▶ **Reading text**:

================================

In fact, in 2013 Google even has created a special team called “Make the Web Fast” headed by engineer Ilya Grigorik. You can watch his Google viewpoint in this interesting top level video. As Ilya notes, the speed problem for most website lies in un-optimized images. Ilya states that a one second threshold is the new web standard. So pushing the speed envelop to serve pages in under one second is their new goal.

In a recent case study done by Google and Bing slow loading pages 2,000 millisecond delays cause a 4.3% drop in traffic and lower customer satisfaction. You can see more details on this study in the video noted above.

Whatever Google decides is crucial for their search engine’s performance, you as a site owner should make important for your site and webmaster in order to place now on Google.com.

Google Introduces Consumer Surveys

Google has just introduced a new program to track consumer satisfaction with your website. You can read the full announcement on the Google Blog. Personally I feel that this is another Carrot and Stick application from Google. The carrot will be you get free code and information about how your own visitors feel about your website. Google gets information that it may use to rank your website organically.

To me it sure looks similar to Friend Connect which had been retired. The more information that we willingly give to Google about our own website visitors the more Google knows about our traffic. It would be very naive to think that Google will not use this information we give it using Consumer Surveys for anything but its own use to know the mind of our own site visitors.

Does it cost money? Here’s the pricing:

“The default questions are free and you can customize questions for just $0.01 per response or $5.00 for 500 responses.”

Do I recommend that website owners use Consumer Surveys? Not at this time until we know more about what Google is doing with the information.

Google – First the Carrot and Then the Stick!

If you’ve been in the web industry as long as I have (since 2001) you would have seen Google’s purchase of Urchin Statistics which became Google Analytics. It used to be that a website owner very carefully guarded their website activity; what generated clicks, page paths, traffic, and trends. When Google offered Google Analytics to the world for free, nearly every website owner flocked to implement this free application that previously was only available to those willing to pay $500 a month for a subscription. Voilà the carrot!

================================

[Entries drawn from a collection]
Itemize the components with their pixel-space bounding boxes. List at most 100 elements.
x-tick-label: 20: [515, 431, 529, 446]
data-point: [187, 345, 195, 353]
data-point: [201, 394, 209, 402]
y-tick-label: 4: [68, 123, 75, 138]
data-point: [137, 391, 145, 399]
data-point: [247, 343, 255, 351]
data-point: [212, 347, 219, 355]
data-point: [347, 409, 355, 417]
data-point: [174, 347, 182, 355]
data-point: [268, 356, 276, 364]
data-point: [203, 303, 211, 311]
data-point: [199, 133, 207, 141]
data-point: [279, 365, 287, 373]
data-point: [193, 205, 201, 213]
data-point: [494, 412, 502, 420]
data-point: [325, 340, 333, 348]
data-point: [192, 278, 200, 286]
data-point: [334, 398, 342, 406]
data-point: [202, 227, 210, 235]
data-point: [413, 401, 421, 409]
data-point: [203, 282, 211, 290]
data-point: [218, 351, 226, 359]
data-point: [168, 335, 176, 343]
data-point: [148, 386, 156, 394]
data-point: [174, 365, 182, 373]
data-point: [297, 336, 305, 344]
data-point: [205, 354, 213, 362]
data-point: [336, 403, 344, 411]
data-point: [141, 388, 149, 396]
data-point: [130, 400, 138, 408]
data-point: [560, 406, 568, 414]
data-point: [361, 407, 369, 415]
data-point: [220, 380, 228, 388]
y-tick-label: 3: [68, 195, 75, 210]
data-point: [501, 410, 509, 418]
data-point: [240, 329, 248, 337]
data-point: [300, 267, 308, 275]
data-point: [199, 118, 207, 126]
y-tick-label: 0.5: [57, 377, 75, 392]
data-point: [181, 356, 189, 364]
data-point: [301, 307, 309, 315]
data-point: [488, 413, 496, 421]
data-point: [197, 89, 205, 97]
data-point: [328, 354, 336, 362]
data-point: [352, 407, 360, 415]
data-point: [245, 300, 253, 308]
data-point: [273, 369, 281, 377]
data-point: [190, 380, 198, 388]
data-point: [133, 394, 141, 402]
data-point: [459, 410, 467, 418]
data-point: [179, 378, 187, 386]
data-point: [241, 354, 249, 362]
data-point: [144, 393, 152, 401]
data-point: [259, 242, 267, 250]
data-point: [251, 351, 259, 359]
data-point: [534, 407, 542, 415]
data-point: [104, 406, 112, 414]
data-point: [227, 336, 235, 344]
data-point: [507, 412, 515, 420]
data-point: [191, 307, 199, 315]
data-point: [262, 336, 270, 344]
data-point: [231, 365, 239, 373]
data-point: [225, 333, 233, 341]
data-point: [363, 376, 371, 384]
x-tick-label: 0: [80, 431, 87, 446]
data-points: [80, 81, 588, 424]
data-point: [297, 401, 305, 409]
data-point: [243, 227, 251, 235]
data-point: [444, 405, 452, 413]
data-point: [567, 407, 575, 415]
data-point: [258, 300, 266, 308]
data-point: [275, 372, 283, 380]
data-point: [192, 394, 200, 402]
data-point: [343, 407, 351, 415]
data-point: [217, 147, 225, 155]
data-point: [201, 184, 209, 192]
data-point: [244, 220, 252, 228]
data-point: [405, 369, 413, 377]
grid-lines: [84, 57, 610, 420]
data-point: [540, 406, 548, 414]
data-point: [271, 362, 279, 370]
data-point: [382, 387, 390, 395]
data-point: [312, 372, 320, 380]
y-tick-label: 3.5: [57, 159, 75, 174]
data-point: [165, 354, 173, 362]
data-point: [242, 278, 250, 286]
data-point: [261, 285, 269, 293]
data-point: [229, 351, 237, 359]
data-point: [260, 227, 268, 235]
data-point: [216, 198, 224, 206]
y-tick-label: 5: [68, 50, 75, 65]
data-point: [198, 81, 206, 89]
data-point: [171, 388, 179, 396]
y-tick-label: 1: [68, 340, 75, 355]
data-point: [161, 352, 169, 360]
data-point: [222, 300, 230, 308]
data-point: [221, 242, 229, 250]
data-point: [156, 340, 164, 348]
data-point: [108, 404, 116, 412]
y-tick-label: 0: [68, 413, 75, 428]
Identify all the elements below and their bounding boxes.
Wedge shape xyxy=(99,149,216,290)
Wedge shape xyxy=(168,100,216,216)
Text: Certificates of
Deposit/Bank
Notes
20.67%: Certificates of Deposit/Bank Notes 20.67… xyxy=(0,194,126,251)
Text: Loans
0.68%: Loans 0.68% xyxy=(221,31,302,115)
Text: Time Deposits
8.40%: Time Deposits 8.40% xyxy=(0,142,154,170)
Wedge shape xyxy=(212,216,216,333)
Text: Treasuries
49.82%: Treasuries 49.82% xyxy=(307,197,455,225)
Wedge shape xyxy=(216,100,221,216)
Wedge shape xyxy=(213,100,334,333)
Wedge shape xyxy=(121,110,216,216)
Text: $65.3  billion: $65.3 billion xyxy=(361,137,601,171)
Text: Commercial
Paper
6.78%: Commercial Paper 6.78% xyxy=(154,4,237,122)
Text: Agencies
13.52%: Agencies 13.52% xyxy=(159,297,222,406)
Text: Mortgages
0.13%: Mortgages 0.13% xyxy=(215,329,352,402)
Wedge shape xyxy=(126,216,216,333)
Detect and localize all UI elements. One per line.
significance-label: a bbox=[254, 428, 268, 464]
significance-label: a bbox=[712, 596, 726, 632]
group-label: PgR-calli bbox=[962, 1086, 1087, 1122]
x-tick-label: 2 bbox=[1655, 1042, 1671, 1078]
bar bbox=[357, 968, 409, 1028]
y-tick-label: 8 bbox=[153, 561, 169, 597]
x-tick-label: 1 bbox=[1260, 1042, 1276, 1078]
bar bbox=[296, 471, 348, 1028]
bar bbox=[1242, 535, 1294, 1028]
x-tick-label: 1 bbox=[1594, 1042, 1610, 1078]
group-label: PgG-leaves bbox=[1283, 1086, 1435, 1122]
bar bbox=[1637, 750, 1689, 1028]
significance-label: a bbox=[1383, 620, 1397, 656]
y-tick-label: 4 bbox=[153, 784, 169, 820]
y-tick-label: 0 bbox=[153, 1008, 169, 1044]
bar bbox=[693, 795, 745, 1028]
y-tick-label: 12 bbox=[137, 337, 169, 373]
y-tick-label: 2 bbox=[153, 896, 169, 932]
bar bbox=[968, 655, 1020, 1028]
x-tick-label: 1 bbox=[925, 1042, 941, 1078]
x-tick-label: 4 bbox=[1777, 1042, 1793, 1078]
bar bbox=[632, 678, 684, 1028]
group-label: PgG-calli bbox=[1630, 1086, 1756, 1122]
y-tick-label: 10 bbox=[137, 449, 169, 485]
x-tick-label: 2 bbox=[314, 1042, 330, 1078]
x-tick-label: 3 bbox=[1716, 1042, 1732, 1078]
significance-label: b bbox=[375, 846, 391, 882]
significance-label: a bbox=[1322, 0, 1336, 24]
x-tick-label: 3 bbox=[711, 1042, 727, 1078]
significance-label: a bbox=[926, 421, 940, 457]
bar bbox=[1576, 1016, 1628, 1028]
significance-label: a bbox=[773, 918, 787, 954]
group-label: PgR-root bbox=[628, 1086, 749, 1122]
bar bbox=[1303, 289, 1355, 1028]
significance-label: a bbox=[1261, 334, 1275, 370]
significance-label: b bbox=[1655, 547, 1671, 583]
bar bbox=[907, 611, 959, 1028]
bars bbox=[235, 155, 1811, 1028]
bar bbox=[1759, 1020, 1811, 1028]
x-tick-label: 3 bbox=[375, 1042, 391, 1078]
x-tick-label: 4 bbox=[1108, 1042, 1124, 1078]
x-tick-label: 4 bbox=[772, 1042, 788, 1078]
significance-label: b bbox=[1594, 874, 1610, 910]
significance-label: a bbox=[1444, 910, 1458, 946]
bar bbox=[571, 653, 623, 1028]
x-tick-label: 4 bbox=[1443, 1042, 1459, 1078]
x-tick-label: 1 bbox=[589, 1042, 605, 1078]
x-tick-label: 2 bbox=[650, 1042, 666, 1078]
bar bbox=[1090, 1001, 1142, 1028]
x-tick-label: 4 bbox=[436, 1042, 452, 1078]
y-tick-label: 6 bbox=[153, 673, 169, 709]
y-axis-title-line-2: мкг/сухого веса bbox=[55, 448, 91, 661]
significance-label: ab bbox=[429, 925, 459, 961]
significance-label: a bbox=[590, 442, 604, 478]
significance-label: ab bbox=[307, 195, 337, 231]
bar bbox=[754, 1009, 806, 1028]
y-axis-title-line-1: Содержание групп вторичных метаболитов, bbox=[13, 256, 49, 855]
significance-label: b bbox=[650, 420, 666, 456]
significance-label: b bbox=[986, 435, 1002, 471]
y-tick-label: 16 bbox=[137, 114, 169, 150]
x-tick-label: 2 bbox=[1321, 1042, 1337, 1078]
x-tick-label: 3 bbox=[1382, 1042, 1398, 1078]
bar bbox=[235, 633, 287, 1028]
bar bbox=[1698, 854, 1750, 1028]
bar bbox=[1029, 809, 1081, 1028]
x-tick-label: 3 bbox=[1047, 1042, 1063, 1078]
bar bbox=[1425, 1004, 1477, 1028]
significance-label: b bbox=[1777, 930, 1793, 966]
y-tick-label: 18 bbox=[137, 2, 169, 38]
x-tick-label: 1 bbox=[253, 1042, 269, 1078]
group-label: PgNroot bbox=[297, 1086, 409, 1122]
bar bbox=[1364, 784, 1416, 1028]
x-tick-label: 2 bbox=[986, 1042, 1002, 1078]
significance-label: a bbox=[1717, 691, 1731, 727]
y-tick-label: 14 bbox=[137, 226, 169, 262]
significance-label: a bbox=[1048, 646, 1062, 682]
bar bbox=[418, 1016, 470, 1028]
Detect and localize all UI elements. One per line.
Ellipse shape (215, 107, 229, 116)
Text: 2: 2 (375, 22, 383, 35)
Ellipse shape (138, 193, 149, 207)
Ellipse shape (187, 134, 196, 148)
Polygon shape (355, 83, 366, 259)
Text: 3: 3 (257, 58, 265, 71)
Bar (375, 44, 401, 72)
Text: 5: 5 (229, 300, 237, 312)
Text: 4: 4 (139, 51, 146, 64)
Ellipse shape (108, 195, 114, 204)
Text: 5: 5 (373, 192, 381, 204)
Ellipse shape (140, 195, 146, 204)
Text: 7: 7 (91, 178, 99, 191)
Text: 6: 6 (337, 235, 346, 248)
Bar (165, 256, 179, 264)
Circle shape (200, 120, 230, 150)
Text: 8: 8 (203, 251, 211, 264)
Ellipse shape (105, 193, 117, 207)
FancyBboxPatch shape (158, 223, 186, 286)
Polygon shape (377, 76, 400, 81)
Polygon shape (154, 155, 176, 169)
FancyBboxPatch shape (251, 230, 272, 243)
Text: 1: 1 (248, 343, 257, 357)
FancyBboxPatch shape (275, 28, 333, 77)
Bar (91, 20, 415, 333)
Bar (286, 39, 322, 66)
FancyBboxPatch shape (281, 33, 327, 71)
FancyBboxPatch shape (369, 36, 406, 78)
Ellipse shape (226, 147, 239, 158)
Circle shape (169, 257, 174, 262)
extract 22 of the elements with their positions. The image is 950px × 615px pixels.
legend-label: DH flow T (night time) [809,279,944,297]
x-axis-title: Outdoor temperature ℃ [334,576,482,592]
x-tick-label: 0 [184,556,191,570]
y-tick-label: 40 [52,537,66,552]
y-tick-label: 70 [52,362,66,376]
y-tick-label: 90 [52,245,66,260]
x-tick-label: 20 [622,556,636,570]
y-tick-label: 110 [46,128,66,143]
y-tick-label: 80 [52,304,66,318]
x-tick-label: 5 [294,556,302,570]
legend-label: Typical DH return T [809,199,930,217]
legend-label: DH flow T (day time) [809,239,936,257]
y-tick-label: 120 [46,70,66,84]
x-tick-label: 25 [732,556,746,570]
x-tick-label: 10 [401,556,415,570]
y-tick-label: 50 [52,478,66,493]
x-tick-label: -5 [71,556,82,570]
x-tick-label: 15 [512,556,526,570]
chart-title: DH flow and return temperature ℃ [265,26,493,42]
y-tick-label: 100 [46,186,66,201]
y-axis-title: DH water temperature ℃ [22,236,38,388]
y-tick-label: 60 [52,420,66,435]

================================

▶ **What is needed**:
Please revise the Google text from "Google Introduces Consumer" up to and including "your website organically.", changing "consumer satisfaction" to "visitor satisfaction", and give that section again.

▶ **Response to this task**:
Google Introduces Consumer Surveys

Google has just introduced a new program to track visitor satisfaction with your website. You can read the full announcement on the Google Blog. Personally I feel that this is another Carrot and Stick application from Google. The carrot will be you get free code and information about how your own visitors feel about your website. Google gets information that it may use to rank your website organically.